** Start **

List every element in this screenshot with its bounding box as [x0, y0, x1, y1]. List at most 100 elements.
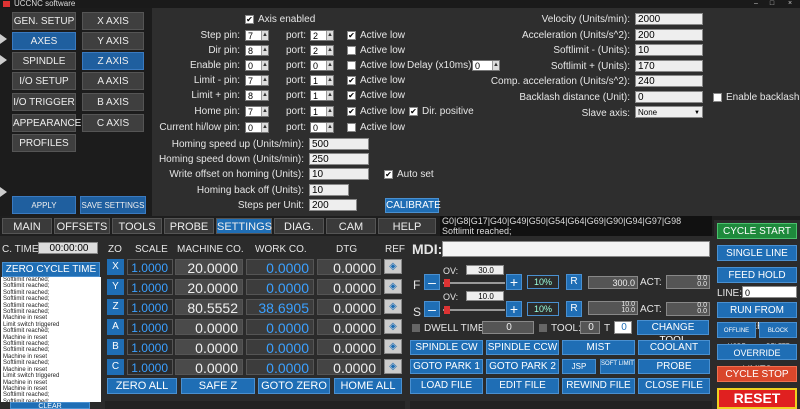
- axis-a-home-target-icon[interactable]: ◈: [384, 319, 402, 334]
- log-list[interactable]: Softlimit reached; Softlimit reached; Soft…: [1, 277, 101, 402]
- t-value[interactable]: 0: [614, 321, 632, 334]
- y-axis-button[interactable]: Y AXIS: [82, 32, 144, 50]
- io-trigger-button[interactable]: I/O TRIGGER: [12, 93, 76, 111]
- home-active-low-checkbox[interactable]: ✔: [347, 107, 356, 116]
- axes-setup-button[interactable]: AXES SETUP: [12, 32, 76, 65]
- feed-plus-button[interactable]: +: [506, 274, 522, 290]
- home-all-button[interactable]: HOME ALL: [334, 378, 402, 394]
- softlimit-minus-input[interactable]: 10: [635, 44, 703, 56]
- probe-button[interactable]: PROBE: [638, 359, 710, 374]
- maximize-button[interactable]: □: [768, 0, 776, 8]
- limit-minus-active-low-checkbox[interactable]: ✔: [347, 76, 356, 85]
- calibrate-button[interactable]: CALIBRATE: [385, 198, 441, 213]
- zero-cycle-time-button[interactable]: ZERO CYCLE TIME: [2, 262, 100, 277]
- velocity-input[interactable]: 2000: [635, 13, 703, 25]
- enable-backlash-checkbox[interactable]: [713, 93, 722, 102]
- tab-tools[interactable]: TOOLS: [112, 218, 162, 234]
- spindle-slider-handle[interactable]: [444, 306, 450, 314]
- axis-c-work-coord[interactable]: 0.0000: [246, 359, 314, 376]
- axis-enabled-checkbox[interactable]: ✔: [245, 15, 254, 24]
- line-input[interactable]: 0: [742, 286, 797, 298]
- enable-pin-spinner[interactable]: 0 ▲: [245, 60, 269, 71]
- edit-file-button[interactable]: EDIT FILE: [486, 378, 559, 394]
- spindle-reset-button[interactable]: R: [566, 301, 582, 317]
- axis-c-home-target-icon[interactable]: ◈: [384, 359, 402, 374]
- limit-plus-port-spinner[interactable]: 1 ▲: [310, 90, 334, 101]
- enable-port-spinner[interactable]: 0 ▲: [310, 60, 334, 71]
- mdi-input[interactable]: [442, 241, 710, 257]
- axis-c-scale[interactable]: 1.0000: [127, 359, 173, 375]
- axis-b-home-target-icon[interactable]: ◈: [384, 339, 402, 354]
- axis-x-work-coord[interactable]: 0.0000: [246, 259, 314, 276]
- axis-z-scale[interactable]: 1.0000: [127, 299, 173, 315]
- clear-log-button[interactable]: CLEAR: [10, 402, 90, 409]
- axis-y-work-coord[interactable]: 0.0000: [246, 279, 314, 296]
- axis-y-scale[interactable]: 1.0000: [127, 279, 173, 295]
- spindle-button[interactable]: SPINDLE: [12, 52, 76, 70]
- mist-button[interactable]: MIST: [562, 340, 635, 355]
- soft-limit-button[interactable]: SOFT LIMIT: [600, 359, 635, 374]
- run-from-here-button[interactable]: RUN FROM HERE: [717, 302, 797, 332]
- override-limits-button[interactable]: OVERRIDE LIMITS: [717, 344, 797, 374]
- spindle-plus-button[interactable]: +: [506, 301, 522, 317]
- zero-all-button[interactable]: ZERO ALL: [107, 378, 177, 394]
- spindle-minus-button[interactable]: –: [424, 301, 440, 317]
- limit-plus-pin-spinner[interactable]: 8 ▲: [245, 90, 269, 101]
- current-pin-spinner[interactable]: 0 ▲: [245, 122, 269, 133]
- apply-settings-button[interactable]: APPLY SETTINGS: [12, 196, 76, 228]
- save-settings-button[interactable]: SAVE SETTINGS: [80, 196, 146, 214]
- change-tool-button[interactable]: CHANGE TOOL: [637, 320, 709, 346]
- acceleration-input[interactable]: 200: [635, 29, 703, 41]
- feed-step-pct[interactable]: 10%: [527, 275, 559, 289]
- softlimit-plus-input[interactable]: 170: [635, 60, 703, 72]
- goto-park2-button[interactable]: GOTO PARK 2: [486, 359, 559, 374]
- tab-diag[interactable]: DIAG.: [274, 218, 324, 234]
- feed-minus-button[interactable]: –: [424, 274, 440, 290]
- write-offset-input[interactable]: 10: [309, 168, 369, 180]
- tab-probe[interactable]: PROBE: [164, 218, 214, 234]
- axis-b-work-coord[interactable]: 0.0000: [246, 339, 314, 356]
- step-pin-spinner[interactable]: 7 ▲: [245, 30, 269, 41]
- limit-minus-pin-spinner[interactable]: 7 ▲: [245, 75, 269, 86]
- dir-pin-spinner[interactable]: 8 ▲: [245, 45, 269, 56]
- reset-button[interactable]: RESET: [717, 388, 797, 409]
- axis-b-scale[interactable]: 1.0000: [127, 339, 173, 355]
- load-file-button[interactable]: LOAD FILE: [410, 378, 483, 394]
- axis-y-zero-button[interactable]: Y: [107, 279, 124, 295]
- axis-a-zero-button[interactable]: A: [107, 319, 124, 335]
- feed-hold-button[interactable]: FEED HOLD: [717, 267, 797, 283]
- tab-settings[interactable]: SETTINGS: [216, 218, 272, 234]
- home-pin-spinner[interactable]: 7 ▲: [245, 106, 269, 117]
- homing-down-input[interactable]: 250: [309, 153, 369, 165]
- spindle-ccw-button[interactable]: SPINDLE CCW: [486, 340, 559, 355]
- offline-mode-button[interactable]: OFFLINE MODE: [717, 322, 756, 350]
- axis-c-zero-button[interactable]: C: [107, 359, 124, 375]
- tab-cam[interactable]: CAM: [326, 218, 376, 234]
- step-port-spinner[interactable]: 2 ▲: [310, 30, 334, 41]
- io-setup-button[interactable]: I/O SETUP: [12, 72, 76, 90]
- dir-port-spinner[interactable]: 2 ▲: [310, 45, 334, 56]
- appearance-button[interactable]: APPEARANCE: [12, 114, 81, 132]
- rewind-file-button[interactable]: REWIND FILE: [562, 378, 635, 394]
- dir-positive-checkbox[interactable]: ✔: [409, 107, 418, 116]
- goto-park1-button[interactable]: GOTO PARK 1: [410, 359, 483, 374]
- a-axis-button[interactable]: A AXIS: [82, 72, 144, 90]
- tab-main[interactable]: MAIN: [2, 218, 52, 234]
- b-axis-button[interactable]: B AXIS: [82, 93, 144, 111]
- goto-zero-button[interactable]: GOTO ZERO: [258, 378, 330, 394]
- axis-z-home-target-icon[interactable]: ◈: [384, 299, 402, 314]
- axis-y-home-target-icon[interactable]: ◈: [384, 279, 402, 294]
- backlash-distance-input[interactable]: 0: [635, 91, 703, 103]
- close-button[interactable]: ×: [786, 0, 794, 8]
- current-port-spinner[interactable]: 0 ▲: [310, 122, 334, 133]
- axis-x-home-target-icon[interactable]: ◈: [384, 259, 402, 274]
- feed-reset-button[interactable]: R: [566, 274, 582, 290]
- z-axis-button[interactable]: Z AXIS: [82, 52, 144, 70]
- cycle-start-button[interactable]: CYCLE START: [717, 223, 797, 239]
- single-line-button[interactable]: SINGLE LINE: [717, 245, 797, 261]
- axis-a-work-coord[interactable]: 0.0000: [246, 319, 314, 336]
- slave-axis-select[interactable]: None ▼: [635, 106, 703, 118]
- axis-b-zero-button[interactable]: B: [107, 339, 124, 355]
- safe-z-button[interactable]: SAFE Z: [181, 378, 255, 394]
- jsp-button[interactable]: JSP: [562, 359, 596, 374]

** End **

*Exercise details*
Could you turn the whole listing above into a numbered list, skipping blank lines and leaving out the pictures?

*Exercise output*
1. List every element in this screenshot with its bounding box as [x0, y0, x1, y1]. List at most 100 elements.
2. - axis-a-home-target-icon[interactable]: ◈: [384, 319, 402, 334]
3. - log-list[interactable]: Softlimit reached; Softlimit reached; Soft…: [1, 277, 101, 402]
4. - t-value[interactable]: 0: [614, 321, 632, 334]
5. - y-axis-button[interactable]: Y AXIS: [82, 32, 144, 50]
6. - io-trigger-button[interactable]: I/O TRIGGER: [12, 93, 76, 111]
7. - home-active-low-checkbox[interactable]: ✔: [347, 107, 356, 116]
8. - axes-setup-button[interactable]: AXES SETUP: [12, 32, 76, 65]
9. - feed-plus-button[interactable]: +: [506, 274, 522, 290]
10. - home-all-button[interactable]: HOME ALL: [334, 378, 402, 394]
11. - softlimit-minus-input[interactable]: 10: [635, 44, 703, 56]
12. - probe-button[interactable]: PROBE: [638, 359, 710, 374]
13. - maximize-button[interactable]: □: [768, 0, 776, 8]
14. - limit-minus-active-low-checkbox[interactable]: ✔: [347, 76, 356, 85]
15. - calibrate-button[interactable]: CALIBRATE: [385, 198, 441, 213]
16. - zero-cycle-time-button[interactable]: ZERO CYCLE TIME: [2, 262, 100, 277]
17. - velocity-input[interactable]: 2000: [635, 13, 703, 25]
18. - enable-backlash-checkbox[interactable]: [713, 93, 722, 102]
19. - tab-tools[interactable]: TOOLS: [112, 218, 162, 234]
20. - spindle-slider-handle[interactable]: [444, 306, 450, 314]
21. - axis-c-work-coord[interactable]: 0.0000: [246, 359, 314, 376]
22. - axis-enabled-checkbox[interactable]: ✔: [245, 15, 254, 24]
23. - line-input[interactable]: 0: [742, 286, 797, 298]
24. - enable-pin-spinner[interactable]: 0 ▲: [245, 60, 269, 71]
25. - edit-file-button[interactable]: EDIT FILE: [486, 378, 559, 394]
26. - spindle-reset-button[interactable]: R: [566, 301, 582, 317]
27. - axis-c-home-target-icon[interactable]: ◈: [384, 359, 402, 374]
28. - limit-plus-port-spinner[interactable]: 1 ▲: [310, 90, 334, 101]
29. - enable-port-spinner[interactable]: 0 ▲: [310, 60, 334, 71]
30. - mdi-input[interactable]: [442, 241, 710, 257]
31. - axis-c-scale[interactable]: 1.0000: [127, 359, 173, 375]
32. - axis-b-home-target-icon[interactable]: ◈: [384, 339, 402, 354]
33. - axis-x-work-coord[interactable]: 0.0000: [246, 259, 314, 276]
34. - axis-z-scale[interactable]: 1.0000: [127, 299, 173, 315]
35. - clear-log-button[interactable]: CLEAR: [10, 402, 90, 409]
36. - axis-y-work-coord[interactable]: 0.0000: [246, 279, 314, 296]
37. - axis-y-scale[interactable]: 1.0000: [127, 279, 173, 295]
38. - spindle-button[interactable]: SPINDLE: [12, 52, 76, 70]
39. - mist-button[interactable]: MIST: [562, 340, 635, 355]
40. - soft-limit-button[interactable]: SOFT LIMIT: [600, 359, 635, 374]
41. - run-from-here-button[interactable]: RUN FROM HERE: [717, 302, 797, 332]
42. - override-limits-button[interactable]: OVERRIDE LIMITS: [717, 344, 797, 374]
43. - spindle-plus-button[interactable]: +: [506, 301, 522, 317]
44. - zero-all-button[interactable]: ZERO ALL: [107, 378, 177, 394]
45. - spindle-minus-button[interactable]: –: [424, 301, 440, 317]
46. - limit-plus-pin-spinner[interactable]: 8 ▲: [245, 90, 269, 101]
47. - current-pin-spinner[interactable]: 0 ▲: [245, 122, 269, 133]
48. - apply-settings-button[interactable]: APPLY SETTINGS: [12, 196, 76, 228]
49. - save-settings-button[interactable]: SAVE SETTINGS: [80, 196, 146, 214]
50. - change-tool-button[interactable]: CHANGE TOOL: [637, 320, 709, 346]
51. - acceleration-input[interactable]: 200: [635, 29, 703, 41]
52. - feed-step-pct[interactable]: 10%: [527, 275, 559, 289]
53. - softlimit-plus-input[interactable]: 170: [635, 60, 703, 72]
54. - goto-park2-button[interactable]: GOTO PARK 2: [486, 359, 559, 374]
55. - tab-diag[interactable]: DIAG.: [274, 218, 324, 234]
56. - feed-minus-button[interactable]: –: [424, 274, 440, 290]
57. - write-offset-input[interactable]: 10: [309, 168, 369, 180]
58. - tab-probe[interactable]: PROBE: [164, 218, 214, 234]
59. - axis-b-work-coord[interactable]: 0.0000: [246, 339, 314, 356]
60. - step-pin-spinner[interactable]: 7 ▲: [245, 30, 269, 41]
61. - limit-minus-pin-spinner[interactable]: 7 ▲: [245, 75, 269, 86]
62. - dir-pin-spinner[interactable]: 8 ▲: [245, 45, 269, 56]
63. - reset-button[interactable]: RESET: [717, 388, 797, 409]
64. - axis-b-scale[interactable]: 1.0000: [127, 339, 173, 355]
65. - load-file-button[interactable]: LOAD FILE: [410, 378, 483, 394]
66. - axis-y-zero-button[interactable]: Y: [107, 279, 124, 295]
67. - axis-a-zero-button[interactable]: A: [107, 319, 124, 335]
68. - feed-hold-button[interactable]: FEED HOLD: [717, 267, 797, 283]
69. - tab-settings[interactable]: SETTINGS: [216, 218, 272, 234]
70. - home-pin-spinner[interactable]: 7 ▲: [245, 106, 269, 117]
71. - homing-down-input[interactable]: 250: [309, 153, 369, 165]
72. - spindle-ccw-button[interactable]: SPINDLE CCW: [486, 340, 559, 355]
73. - offline-mode-button[interactable]: OFFLINE MODE: [717, 322, 756, 350]
74. - axis-c-zero-button[interactable]: C: [107, 359, 124, 375]
75. - tab-cam[interactable]: CAM: [326, 218, 376, 234]
76. - step-port-spinner[interactable]: 2 ▲: [310, 30, 334, 41]
77. - io-setup-button[interactable]: I/O SETUP: [12, 72, 76, 90]
78. - dir-port-spinner[interactable]: 2 ▲: [310, 45, 334, 56]
79. - appearance-button[interactable]: APPEARANCE: [12, 114, 81, 132]
80. - rewind-file-button[interactable]: REWIND FILE: [562, 378, 635, 394]
81. - dir-positive-checkbox[interactable]: ✔: [409, 107, 418, 116]
82. - goto-park1-button[interactable]: GOTO PARK 1: [410, 359, 483, 374]
83. - a-axis-button[interactable]: A AXIS: [82, 72, 144, 90]
84. - tab-main[interactable]: MAIN: [2, 218, 52, 234]
85. - b-axis-button[interactable]: B AXIS: [82, 93, 144, 111]
86. - goto-zero-button[interactable]: GOTO ZERO: [258, 378, 330, 394]
87. - axis-z-home-target-icon[interactable]: ◈: [384, 299, 402, 314]
88. - axis-y-home-target-icon[interactable]: ◈: [384, 279, 402, 294]
89. - backlash-distance-input[interactable]: 0: [635, 91, 703, 103]
90. - close-button[interactable]: ×: [786, 0, 794, 8]
91. - current-port-spinner[interactable]: 0 ▲: [310, 122, 334, 133]
92. - axis-x-home-target-icon[interactable]: ◈: [384, 259, 402, 274]
93. - feed-reset-button[interactable]: R: [566, 274, 582, 290]
94. - z-axis-button[interactable]: Z AXIS: [82, 52, 144, 70]
95. - cycle-start-button[interactable]: CYCLE START: [717, 223, 797, 239]
96. - single-line-button[interactable]: SINGLE LINE: [717, 245, 797, 261]
97. - axis-a-work-coord[interactable]: 0.0000: [246, 319, 314, 336]
98. - slave-axis-select[interactable]: None ▼: [635, 106, 703, 118]
99. - axis-b-zero-button[interactable]: B: [107, 339, 124, 355]
100. - safe-z-button[interactable]: SAFE Z: [181, 378, 255, 394]
101. - jsp-button[interactable]: JSP: [562, 359, 596, 374]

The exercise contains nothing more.